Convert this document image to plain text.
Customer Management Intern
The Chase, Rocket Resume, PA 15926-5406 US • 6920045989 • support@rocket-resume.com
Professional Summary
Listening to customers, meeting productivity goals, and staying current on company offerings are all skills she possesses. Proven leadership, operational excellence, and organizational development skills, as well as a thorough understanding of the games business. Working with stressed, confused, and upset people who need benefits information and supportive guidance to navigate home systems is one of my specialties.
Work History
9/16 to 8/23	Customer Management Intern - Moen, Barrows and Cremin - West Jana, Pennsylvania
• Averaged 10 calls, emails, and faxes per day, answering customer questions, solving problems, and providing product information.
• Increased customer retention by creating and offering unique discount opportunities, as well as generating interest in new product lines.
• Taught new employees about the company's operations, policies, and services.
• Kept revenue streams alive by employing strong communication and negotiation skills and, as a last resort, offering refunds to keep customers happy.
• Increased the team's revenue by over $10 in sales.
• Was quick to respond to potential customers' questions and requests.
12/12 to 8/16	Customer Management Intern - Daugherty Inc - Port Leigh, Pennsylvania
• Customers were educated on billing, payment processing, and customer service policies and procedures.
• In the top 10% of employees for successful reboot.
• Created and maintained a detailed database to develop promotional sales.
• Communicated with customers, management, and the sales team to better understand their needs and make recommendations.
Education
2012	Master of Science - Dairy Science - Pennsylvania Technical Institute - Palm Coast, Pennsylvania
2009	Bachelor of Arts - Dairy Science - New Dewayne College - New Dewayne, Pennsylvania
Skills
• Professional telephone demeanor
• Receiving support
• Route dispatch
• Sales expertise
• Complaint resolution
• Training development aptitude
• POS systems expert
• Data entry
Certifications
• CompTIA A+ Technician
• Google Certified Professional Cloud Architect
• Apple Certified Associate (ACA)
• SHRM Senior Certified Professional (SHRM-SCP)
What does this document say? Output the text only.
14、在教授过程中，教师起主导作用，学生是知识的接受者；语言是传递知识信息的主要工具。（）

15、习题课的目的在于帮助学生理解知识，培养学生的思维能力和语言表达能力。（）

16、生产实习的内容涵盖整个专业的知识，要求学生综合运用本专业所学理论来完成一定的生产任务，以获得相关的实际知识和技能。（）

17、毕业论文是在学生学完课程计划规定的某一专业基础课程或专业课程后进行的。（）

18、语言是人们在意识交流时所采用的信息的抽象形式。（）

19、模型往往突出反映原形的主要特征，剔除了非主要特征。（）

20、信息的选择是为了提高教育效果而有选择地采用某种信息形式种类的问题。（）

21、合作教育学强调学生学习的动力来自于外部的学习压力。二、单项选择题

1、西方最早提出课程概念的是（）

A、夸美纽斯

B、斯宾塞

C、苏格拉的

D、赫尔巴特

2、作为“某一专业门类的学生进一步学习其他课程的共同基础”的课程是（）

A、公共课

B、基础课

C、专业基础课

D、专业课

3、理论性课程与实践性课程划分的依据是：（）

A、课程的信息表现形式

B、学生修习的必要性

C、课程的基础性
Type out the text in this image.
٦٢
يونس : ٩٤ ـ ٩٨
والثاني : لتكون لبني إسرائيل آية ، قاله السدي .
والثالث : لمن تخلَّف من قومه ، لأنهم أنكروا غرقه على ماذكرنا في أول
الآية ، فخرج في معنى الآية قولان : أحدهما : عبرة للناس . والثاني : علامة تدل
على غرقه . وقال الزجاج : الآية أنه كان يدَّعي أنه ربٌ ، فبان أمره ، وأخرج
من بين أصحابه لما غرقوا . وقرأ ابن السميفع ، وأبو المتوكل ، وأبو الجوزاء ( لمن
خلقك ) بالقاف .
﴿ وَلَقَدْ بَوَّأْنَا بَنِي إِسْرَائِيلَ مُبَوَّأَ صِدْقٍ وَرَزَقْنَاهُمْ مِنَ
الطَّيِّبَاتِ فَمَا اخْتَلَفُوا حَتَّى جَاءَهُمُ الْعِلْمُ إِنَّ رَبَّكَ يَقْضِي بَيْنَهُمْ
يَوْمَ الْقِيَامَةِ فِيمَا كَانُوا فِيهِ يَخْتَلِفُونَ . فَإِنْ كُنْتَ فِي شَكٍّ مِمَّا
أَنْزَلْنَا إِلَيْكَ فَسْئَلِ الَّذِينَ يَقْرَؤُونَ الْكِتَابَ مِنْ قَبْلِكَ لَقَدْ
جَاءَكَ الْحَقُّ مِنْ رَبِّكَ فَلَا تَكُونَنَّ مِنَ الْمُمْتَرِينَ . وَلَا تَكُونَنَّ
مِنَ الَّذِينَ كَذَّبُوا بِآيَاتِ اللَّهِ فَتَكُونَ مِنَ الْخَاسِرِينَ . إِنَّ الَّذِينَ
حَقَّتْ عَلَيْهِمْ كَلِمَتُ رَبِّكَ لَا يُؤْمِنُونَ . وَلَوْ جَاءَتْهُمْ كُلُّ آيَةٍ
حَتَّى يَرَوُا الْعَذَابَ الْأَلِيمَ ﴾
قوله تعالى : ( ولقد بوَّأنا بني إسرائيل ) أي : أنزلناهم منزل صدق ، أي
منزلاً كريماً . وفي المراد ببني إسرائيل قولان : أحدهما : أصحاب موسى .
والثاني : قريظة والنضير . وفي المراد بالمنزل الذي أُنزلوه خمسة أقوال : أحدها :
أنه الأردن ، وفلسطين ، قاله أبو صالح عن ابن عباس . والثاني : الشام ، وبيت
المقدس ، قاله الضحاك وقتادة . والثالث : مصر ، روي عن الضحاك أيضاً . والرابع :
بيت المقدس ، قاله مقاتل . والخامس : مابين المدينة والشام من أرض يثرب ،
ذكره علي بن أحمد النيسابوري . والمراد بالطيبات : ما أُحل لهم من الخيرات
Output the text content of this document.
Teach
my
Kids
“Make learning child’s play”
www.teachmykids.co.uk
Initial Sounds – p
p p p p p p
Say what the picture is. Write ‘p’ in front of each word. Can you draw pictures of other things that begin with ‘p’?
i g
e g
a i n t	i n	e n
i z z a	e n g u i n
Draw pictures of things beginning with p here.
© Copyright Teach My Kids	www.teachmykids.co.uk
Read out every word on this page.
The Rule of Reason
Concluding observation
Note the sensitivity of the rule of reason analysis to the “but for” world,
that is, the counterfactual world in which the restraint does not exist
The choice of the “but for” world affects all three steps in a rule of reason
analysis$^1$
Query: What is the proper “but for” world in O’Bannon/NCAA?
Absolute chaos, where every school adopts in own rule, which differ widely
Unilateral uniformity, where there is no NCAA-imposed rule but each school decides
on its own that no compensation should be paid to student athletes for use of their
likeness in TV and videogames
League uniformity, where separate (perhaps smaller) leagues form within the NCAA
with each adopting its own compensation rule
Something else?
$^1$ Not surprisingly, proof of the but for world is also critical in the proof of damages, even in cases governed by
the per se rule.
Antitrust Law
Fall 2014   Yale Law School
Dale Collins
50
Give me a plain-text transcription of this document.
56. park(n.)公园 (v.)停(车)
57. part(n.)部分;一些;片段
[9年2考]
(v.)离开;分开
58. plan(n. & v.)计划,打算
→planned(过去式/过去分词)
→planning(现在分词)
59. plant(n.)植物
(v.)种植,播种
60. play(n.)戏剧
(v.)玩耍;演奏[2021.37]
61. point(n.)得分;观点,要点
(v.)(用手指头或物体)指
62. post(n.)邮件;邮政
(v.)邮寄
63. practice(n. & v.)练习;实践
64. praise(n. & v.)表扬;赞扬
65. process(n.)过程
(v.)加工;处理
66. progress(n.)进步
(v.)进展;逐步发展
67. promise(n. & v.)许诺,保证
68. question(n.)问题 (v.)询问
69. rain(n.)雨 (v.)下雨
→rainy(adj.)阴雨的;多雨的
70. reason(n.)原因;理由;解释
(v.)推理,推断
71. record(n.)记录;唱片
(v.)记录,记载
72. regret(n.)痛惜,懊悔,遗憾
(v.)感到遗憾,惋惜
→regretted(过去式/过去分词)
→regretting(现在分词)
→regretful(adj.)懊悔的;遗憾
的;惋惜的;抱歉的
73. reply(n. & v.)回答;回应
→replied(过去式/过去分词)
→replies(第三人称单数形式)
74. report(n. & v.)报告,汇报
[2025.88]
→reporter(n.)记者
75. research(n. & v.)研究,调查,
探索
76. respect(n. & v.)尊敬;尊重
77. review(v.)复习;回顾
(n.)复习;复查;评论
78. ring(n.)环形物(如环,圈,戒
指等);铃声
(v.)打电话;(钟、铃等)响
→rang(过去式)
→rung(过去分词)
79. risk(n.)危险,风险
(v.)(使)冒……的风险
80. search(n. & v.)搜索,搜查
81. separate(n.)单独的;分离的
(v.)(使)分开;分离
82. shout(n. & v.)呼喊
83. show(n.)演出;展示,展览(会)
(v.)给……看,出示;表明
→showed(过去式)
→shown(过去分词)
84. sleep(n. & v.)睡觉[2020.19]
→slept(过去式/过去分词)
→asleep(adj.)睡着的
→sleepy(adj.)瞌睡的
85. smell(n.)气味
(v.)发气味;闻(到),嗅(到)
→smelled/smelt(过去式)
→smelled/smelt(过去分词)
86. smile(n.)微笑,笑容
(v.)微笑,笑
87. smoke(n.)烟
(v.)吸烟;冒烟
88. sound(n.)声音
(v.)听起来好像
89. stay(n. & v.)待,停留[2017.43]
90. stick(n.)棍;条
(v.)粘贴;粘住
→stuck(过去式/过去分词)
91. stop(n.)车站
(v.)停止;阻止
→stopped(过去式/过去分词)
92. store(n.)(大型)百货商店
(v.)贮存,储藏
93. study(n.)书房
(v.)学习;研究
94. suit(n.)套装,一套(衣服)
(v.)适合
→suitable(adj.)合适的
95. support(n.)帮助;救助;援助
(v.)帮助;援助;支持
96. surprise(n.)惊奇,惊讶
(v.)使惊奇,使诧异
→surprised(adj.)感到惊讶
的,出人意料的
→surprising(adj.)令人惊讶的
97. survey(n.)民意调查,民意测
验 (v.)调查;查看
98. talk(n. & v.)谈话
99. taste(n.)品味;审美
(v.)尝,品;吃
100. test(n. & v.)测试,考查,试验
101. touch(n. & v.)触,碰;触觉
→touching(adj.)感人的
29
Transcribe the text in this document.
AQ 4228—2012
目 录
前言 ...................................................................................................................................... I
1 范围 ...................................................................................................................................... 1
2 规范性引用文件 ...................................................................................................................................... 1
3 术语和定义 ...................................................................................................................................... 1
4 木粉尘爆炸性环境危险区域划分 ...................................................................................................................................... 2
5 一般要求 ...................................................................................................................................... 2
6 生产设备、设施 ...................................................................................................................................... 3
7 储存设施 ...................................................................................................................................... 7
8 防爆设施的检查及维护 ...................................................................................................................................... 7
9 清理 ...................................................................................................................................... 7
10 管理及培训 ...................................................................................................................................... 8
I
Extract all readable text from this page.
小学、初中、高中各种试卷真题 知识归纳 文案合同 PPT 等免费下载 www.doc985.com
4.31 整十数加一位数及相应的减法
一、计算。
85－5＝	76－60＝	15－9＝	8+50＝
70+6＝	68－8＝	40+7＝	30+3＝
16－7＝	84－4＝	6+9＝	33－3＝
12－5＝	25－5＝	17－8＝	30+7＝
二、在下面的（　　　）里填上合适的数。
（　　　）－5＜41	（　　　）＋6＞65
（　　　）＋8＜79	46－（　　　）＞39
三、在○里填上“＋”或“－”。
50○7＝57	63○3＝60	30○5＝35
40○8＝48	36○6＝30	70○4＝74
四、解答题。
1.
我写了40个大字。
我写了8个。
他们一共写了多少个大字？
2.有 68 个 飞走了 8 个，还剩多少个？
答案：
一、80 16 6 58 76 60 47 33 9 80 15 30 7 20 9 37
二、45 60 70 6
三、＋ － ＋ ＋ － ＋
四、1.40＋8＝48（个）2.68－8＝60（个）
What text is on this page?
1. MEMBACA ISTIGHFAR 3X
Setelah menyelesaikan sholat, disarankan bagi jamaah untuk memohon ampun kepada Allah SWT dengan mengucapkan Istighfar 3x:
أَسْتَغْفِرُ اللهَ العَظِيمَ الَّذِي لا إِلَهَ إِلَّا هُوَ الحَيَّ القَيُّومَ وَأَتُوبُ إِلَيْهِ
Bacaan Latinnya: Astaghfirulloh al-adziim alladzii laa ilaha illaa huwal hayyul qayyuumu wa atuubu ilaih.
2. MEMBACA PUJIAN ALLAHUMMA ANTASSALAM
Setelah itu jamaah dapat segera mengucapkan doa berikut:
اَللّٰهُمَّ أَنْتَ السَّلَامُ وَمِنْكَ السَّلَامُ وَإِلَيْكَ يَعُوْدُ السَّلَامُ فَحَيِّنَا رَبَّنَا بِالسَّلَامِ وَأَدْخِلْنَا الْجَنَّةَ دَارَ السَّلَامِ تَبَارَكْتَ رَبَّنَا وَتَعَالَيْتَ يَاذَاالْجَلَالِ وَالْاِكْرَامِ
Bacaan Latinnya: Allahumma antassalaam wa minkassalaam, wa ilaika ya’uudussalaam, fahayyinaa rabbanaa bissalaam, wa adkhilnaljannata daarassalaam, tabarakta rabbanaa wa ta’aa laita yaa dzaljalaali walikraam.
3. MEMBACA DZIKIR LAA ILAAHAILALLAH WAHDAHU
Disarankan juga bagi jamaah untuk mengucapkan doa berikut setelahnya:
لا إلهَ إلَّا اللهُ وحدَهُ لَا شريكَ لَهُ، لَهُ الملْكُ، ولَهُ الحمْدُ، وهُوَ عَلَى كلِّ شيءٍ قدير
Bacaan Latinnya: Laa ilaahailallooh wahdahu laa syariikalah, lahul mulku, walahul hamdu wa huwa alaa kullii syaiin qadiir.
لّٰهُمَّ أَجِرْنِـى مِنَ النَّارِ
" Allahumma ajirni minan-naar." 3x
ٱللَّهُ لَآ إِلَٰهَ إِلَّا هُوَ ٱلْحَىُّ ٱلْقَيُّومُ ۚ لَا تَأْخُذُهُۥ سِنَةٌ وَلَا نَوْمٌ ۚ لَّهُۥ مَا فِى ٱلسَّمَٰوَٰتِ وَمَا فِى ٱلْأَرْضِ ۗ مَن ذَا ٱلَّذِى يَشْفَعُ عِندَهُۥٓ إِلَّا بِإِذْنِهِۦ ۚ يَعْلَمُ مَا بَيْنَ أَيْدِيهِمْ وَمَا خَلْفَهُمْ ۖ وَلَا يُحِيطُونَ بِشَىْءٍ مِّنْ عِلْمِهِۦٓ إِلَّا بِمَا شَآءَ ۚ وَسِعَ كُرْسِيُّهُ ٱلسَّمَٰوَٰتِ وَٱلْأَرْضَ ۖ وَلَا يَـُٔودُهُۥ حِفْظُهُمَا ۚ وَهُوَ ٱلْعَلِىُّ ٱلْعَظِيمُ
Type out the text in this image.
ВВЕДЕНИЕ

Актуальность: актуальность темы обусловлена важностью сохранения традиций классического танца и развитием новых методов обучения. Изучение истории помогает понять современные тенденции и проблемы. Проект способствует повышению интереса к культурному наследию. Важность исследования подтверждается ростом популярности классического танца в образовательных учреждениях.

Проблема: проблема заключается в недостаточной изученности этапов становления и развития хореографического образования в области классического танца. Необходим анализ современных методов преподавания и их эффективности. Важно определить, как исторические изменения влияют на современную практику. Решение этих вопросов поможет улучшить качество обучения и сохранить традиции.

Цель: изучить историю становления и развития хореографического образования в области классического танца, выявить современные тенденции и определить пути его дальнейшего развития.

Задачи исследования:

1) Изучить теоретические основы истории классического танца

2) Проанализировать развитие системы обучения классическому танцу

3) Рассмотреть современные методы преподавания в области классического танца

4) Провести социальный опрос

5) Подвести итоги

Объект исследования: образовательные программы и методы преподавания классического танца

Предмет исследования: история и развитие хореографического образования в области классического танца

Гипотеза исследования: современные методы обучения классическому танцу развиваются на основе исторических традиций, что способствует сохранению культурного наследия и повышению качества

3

◆ Work to complete
How many of the lines above include the string "قاله"? Reply with the number by itself.

◆ Solution
4